Written instruction:
Report the number of lines where the string "their" occurs, and write nothing else.

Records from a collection
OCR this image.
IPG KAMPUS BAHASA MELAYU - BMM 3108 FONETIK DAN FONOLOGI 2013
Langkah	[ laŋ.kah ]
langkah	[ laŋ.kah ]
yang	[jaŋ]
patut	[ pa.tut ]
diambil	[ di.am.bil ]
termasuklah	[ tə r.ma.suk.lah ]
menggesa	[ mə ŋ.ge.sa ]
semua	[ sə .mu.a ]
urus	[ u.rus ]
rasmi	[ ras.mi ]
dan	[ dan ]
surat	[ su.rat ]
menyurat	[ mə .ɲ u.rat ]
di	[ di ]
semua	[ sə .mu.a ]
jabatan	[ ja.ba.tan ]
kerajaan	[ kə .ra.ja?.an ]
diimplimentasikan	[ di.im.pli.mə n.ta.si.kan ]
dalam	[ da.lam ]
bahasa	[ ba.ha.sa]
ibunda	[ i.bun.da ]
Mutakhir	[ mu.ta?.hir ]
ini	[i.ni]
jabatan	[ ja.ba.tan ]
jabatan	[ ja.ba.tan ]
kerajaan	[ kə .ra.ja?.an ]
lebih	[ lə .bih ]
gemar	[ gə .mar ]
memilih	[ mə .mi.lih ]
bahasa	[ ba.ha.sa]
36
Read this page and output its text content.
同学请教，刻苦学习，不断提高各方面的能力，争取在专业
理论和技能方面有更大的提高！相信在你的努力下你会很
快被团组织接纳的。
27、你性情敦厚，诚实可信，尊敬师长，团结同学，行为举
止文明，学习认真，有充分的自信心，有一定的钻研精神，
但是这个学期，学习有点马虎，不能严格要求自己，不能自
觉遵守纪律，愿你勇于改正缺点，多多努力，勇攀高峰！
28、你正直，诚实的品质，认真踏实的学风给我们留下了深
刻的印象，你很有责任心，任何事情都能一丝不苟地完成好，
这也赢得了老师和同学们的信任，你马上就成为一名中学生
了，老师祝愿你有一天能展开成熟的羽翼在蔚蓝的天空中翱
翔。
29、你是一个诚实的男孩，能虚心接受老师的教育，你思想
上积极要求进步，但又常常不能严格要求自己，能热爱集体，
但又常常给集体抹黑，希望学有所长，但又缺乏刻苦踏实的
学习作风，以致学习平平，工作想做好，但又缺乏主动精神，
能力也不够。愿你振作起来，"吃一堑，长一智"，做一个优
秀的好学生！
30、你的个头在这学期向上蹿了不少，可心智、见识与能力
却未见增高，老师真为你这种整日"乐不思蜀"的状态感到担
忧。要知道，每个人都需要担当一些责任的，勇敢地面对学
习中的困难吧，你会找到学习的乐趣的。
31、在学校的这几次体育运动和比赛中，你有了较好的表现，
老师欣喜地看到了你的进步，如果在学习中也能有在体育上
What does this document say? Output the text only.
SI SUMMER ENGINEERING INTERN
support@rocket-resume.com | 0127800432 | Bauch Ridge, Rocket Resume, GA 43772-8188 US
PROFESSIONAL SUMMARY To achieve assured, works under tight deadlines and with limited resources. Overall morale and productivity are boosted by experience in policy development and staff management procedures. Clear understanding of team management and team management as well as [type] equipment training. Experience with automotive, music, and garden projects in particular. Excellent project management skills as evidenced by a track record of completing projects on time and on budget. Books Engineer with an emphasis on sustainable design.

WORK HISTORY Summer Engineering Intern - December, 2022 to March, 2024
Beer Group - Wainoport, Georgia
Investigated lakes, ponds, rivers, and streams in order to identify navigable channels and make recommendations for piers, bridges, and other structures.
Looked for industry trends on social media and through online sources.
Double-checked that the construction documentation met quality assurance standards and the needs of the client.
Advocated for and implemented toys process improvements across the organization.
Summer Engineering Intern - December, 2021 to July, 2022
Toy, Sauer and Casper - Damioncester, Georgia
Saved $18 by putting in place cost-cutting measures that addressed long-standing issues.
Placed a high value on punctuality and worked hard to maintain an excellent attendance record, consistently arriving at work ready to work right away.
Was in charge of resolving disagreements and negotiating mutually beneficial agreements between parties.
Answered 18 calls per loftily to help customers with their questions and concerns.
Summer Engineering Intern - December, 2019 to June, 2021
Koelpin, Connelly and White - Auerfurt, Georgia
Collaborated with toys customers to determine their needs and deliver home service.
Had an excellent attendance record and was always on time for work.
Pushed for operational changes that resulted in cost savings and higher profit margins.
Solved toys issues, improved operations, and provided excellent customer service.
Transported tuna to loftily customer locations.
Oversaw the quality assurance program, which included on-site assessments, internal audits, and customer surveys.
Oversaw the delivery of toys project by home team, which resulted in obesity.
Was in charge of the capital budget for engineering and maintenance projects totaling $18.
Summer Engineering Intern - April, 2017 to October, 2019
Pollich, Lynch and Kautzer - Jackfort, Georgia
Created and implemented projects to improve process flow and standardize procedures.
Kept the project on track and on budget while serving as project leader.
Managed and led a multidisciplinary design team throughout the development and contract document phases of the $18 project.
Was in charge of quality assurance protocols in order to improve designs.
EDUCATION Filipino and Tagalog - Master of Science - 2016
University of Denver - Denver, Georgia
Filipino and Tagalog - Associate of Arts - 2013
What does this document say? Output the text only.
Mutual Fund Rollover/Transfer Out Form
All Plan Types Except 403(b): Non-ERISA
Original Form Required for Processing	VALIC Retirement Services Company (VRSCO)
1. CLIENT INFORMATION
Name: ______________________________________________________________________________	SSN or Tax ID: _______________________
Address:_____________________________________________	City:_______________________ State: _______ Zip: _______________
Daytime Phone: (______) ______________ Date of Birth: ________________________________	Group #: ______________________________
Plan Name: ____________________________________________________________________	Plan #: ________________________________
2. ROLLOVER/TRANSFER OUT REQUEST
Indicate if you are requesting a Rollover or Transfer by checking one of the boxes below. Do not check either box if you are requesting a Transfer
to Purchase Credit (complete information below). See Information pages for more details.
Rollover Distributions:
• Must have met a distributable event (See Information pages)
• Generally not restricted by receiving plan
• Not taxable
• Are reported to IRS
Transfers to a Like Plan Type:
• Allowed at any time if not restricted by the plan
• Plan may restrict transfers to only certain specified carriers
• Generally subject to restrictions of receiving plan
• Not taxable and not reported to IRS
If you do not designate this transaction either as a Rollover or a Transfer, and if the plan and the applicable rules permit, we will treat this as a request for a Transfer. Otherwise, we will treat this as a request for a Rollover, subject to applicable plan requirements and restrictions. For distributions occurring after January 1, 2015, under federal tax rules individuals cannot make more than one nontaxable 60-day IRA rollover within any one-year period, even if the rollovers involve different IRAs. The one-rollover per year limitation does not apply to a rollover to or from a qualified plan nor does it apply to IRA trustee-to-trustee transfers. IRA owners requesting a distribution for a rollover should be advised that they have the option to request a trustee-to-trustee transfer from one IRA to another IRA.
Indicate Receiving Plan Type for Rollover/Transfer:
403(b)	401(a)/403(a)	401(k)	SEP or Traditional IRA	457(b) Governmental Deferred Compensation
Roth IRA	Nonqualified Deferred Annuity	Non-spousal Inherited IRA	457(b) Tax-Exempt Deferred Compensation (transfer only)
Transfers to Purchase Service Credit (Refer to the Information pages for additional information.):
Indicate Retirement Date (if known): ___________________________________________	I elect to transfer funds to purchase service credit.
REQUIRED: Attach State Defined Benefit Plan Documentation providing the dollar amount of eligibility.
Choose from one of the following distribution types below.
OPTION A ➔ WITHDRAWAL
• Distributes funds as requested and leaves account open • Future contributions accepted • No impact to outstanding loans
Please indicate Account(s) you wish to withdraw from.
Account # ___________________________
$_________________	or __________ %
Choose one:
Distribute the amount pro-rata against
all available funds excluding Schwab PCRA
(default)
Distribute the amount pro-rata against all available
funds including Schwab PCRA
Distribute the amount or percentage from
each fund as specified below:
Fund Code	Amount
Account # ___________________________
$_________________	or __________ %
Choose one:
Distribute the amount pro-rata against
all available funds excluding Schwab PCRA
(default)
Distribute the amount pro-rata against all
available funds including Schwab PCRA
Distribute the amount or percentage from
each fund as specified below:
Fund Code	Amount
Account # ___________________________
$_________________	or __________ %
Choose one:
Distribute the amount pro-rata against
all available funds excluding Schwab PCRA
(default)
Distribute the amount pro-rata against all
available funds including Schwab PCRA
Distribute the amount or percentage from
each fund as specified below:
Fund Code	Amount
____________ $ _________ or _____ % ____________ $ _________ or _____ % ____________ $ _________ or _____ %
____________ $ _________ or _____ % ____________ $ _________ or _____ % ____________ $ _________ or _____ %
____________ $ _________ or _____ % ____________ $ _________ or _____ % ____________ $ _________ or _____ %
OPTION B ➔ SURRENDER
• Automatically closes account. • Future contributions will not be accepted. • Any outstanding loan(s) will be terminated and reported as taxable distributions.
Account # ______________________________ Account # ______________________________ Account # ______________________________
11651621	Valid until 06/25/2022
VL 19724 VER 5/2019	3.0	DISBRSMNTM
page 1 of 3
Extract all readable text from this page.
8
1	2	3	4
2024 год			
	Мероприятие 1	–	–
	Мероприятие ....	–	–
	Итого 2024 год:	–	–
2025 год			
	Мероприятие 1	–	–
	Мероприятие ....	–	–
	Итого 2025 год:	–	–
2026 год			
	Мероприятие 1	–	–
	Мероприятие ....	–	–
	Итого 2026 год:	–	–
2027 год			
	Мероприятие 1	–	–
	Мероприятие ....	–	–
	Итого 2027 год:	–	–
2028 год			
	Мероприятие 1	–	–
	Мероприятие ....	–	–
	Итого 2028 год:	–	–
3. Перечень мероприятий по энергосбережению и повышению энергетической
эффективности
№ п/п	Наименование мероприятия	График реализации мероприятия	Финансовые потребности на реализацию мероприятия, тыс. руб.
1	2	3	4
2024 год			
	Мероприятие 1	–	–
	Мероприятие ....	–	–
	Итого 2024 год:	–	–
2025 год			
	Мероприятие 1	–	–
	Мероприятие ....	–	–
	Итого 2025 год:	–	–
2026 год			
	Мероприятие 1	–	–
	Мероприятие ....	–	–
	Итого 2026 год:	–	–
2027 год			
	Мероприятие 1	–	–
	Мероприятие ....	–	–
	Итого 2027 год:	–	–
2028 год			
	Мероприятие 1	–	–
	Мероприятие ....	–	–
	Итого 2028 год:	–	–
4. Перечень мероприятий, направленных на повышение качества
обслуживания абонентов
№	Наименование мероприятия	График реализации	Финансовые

Output below:
2